| Record list |
══════
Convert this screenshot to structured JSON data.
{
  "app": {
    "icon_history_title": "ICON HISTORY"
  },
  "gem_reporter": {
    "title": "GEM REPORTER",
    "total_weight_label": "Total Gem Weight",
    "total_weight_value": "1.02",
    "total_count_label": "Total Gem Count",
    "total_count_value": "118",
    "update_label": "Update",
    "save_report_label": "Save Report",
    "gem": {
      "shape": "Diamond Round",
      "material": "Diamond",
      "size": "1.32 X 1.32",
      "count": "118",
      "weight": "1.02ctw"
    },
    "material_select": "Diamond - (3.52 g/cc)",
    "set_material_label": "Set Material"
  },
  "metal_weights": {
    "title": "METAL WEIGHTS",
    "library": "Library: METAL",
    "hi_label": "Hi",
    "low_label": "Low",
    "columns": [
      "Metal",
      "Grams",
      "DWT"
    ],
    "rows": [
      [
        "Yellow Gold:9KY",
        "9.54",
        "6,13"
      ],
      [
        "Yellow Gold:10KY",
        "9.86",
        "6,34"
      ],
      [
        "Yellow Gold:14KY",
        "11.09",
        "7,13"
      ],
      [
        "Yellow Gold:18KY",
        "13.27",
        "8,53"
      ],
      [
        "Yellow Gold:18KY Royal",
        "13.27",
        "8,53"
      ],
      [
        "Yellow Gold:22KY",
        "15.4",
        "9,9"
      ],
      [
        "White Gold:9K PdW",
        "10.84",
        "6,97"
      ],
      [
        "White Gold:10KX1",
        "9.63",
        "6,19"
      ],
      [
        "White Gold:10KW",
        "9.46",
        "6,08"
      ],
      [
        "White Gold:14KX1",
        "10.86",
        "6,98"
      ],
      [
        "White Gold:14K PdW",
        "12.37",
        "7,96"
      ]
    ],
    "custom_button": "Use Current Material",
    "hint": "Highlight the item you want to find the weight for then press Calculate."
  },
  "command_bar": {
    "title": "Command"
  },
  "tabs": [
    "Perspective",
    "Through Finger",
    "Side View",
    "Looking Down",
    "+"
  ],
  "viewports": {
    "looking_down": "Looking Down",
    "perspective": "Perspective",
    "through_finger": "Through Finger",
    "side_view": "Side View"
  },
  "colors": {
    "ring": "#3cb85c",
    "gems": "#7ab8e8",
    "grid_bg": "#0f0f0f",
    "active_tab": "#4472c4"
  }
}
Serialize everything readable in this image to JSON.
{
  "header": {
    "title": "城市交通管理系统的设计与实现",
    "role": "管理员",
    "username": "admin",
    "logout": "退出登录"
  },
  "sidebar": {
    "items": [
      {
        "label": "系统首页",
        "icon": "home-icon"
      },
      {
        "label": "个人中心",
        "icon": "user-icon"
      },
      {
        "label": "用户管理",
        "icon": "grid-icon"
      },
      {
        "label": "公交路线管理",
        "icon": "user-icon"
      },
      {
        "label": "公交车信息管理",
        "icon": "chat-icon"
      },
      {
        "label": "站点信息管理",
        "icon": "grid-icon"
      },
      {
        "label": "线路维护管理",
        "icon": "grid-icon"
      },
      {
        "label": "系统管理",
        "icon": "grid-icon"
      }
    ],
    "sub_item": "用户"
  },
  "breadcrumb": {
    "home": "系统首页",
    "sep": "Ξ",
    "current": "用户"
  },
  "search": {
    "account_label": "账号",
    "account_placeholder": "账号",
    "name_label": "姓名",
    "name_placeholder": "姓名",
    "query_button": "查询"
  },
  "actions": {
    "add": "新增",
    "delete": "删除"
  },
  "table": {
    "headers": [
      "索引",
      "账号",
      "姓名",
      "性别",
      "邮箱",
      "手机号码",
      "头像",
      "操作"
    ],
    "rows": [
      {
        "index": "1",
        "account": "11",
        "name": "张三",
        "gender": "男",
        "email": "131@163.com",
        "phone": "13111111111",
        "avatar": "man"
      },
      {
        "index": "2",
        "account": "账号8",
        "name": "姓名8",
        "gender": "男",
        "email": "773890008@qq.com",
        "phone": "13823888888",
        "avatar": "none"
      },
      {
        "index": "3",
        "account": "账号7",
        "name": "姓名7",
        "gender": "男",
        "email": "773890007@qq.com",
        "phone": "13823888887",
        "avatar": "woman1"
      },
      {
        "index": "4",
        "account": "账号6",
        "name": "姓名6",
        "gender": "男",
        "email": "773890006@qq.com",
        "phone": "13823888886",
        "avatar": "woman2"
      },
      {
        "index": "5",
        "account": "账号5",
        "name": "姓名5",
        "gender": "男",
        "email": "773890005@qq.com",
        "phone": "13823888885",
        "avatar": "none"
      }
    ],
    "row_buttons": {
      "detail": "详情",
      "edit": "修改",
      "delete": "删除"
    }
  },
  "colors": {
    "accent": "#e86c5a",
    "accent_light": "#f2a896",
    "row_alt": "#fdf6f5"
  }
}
══════
| Task requirements |
All of the entries above should be written out again exactly.

| Answer below |
Convert this screenshot to structured JSON data.
{
  "app": {
    "icon_history_title": "ICON HISTORY"
  },
  "gem_reporter": {
    "title": "GEM REPORTER",
    "total_weight_label": "Total Gem Weight",
    "total_weight_value": "1.02",
    "total_count_label": "Total Gem Count",
    "total_count_value": "118",
    "update_label": "Update",
    "save_report_label": "Save Report",
    "gem": {
      "shape": "Diamond Round",
      "material": "Diamond",
      "size": "1.32 X 1.32",
      "count": "118",
      "weight": "1.02ctw"
    },
    "material_select": "Diamond - (3.52 g/cc)",
    "set_material_label": "Set Material"
  },
  "metal_weights": {
    "title": "METAL WEIGHTS",
    "library": "Library: METAL",
    "hi_label": "Hi",
    "low_label": "Low",
    "columns": [
      "Metal",
      "Grams",
      "DWT"
    ],
    "rows": [
      [
        "Yellow Gold:9KY",
        "9.54",
        "6,13"
      ],
      [
        "Yellow Gold:10KY",
        "9.86",
        "6,34"
      ],
      [
        "Yellow Gold:14KY",
        "11.09",
        "7,13"
      ],
      [
        "Yellow Gold:18KY",
        "13.27",
        "8,53"
      ],
      [
        "Yellow Gold:18KY Royal",
        "13.27",
        "8,53"
      ],
      [
        "Yellow Gold:22KY",
        "15.4",
        "9,9"
      ],
      [
        "White Gold:9K PdW",
        "10.84",
        "6,97"
      ],
      [
        "White Gold:10KX1",
        "9.63",
        "6,19"
      ],
      [
        "White Gold:10KW",
        "9.46",
        "6,08"
      ],
      [
        "White Gold:14KX1",
        "10.86",
        "6,98"
      ],
      [
        "White Gold:14K PdW",
        "12.37",
        "7,96"
      ]
    ],
    "custom_button": "Use Current Material",
    "hint": "Highlight the item you want to find the weight for then press Calculate."
  },
  "command_bar": {
    "title": "Command"
  },
  "tabs": [
    "Perspective",
    "Through Finger",
    "Side View",
    "Looking Down",
    "+"
  ],
  "viewports": {
    "looking_down": "Looking Down",
    "perspective": "Perspective",
    "through_finger": "Through Finger",
    "side_view": "Side View"
  },
  "colors": {
    "ring": "#3cb85c",
    "gems": "#7ab8e8",
    "grid_bg": "#0f0f0f",
    "active_tab": "#4472c4"
  }
}
Serialize everything readable in this image to JSON.
{
  "header": {
    "title": "城市交通管理系统的设计与实现",
    "role": "管理员",
    "username": "admin",
    "logout": "退出登录"
  },
  "sidebar": {
    "items": [
      {
        "label": "系统首页",
        "icon": "home-icon"
      },
      {
        "label": "个人中心",
        "icon": "user-icon"
      },
      {
        "label": "用户管理",
        "icon": "grid-icon"
      },
      {
        "label": "公交路线管理",
        "icon": "user-icon"
      },
      {
        "label": "公交车信息管理",
        "icon": "chat-icon"
      },
      {
        "label": "站点信息管理",
        "icon": "grid-icon"
      },
      {
        "label": "线路维护管理",
        "icon": "grid-icon"
      },
      {
        "label": "系统管理",
        "icon": "grid-icon"
      }
    ],
    "sub_item": "用户"
  },
  "breadcrumb": {
    "home": "系统首页",
    "sep": "Ξ",
    "current": "用户"
  },
  "search": {
    "account_label": "账号",
    "account_placeholder": "账号",
    "name_label": "姓名",
    "name_placeholder": "姓名",
    "query_button": "查询"
  },
  "actions": {
    "add": "新增",
    "delete": "删除"
  },
  "table": {
    "headers": [
      "索引",
      "账号",
      "姓名",
      "性别",
      "邮箱",
      "手机号码",
      "头像",
      "操作"
    ],
    "rows": [
      {
        "index": "1",
        "account": "11",
        "name": "张三",
        "gender": "男",
        "email": "131@163.com",
        "phone": "13111111111",
        "avatar": "man"
      },
      {
        "index": "2",
        "account": "账号8",
        "name": "姓名8",
        "gender": "男",
        "email": "773890008@qq.com",
        "phone": "13823888888",
        "avatar": "none"
      },
      {
        "index": "3",
        "account": "账号7",
        "name": "姓名7",
        "gender": "男",
        "email": "773890007@qq.com",
        "phone": "13823888887",
        "avatar": "woman1"
      },
      {
        "index": "4",
        "account": "账号6",
        "name": "姓名6",
        "gender": "男",
        "email": "773890006@qq.com",
        "phone": "13823888886",
        "avatar": "woman2"
      },
      {
        "index": "5",
        "account": "账号5",
        "name": "姓名5",
        "gender": "男",
        "email": "773890005@qq.com",
        "phone": "13823888885",
        "avatar": "none"
      }
    ],
    "row_buttons": {
      "detail": "详情",
      "edit": "修改",
      "delete": "删除"
    }
  },
  "colors": {
    "accent": "#e86c5a",
    "accent_light": "#f2a896",
    "row_alt": "#fdf6f5"
  }
}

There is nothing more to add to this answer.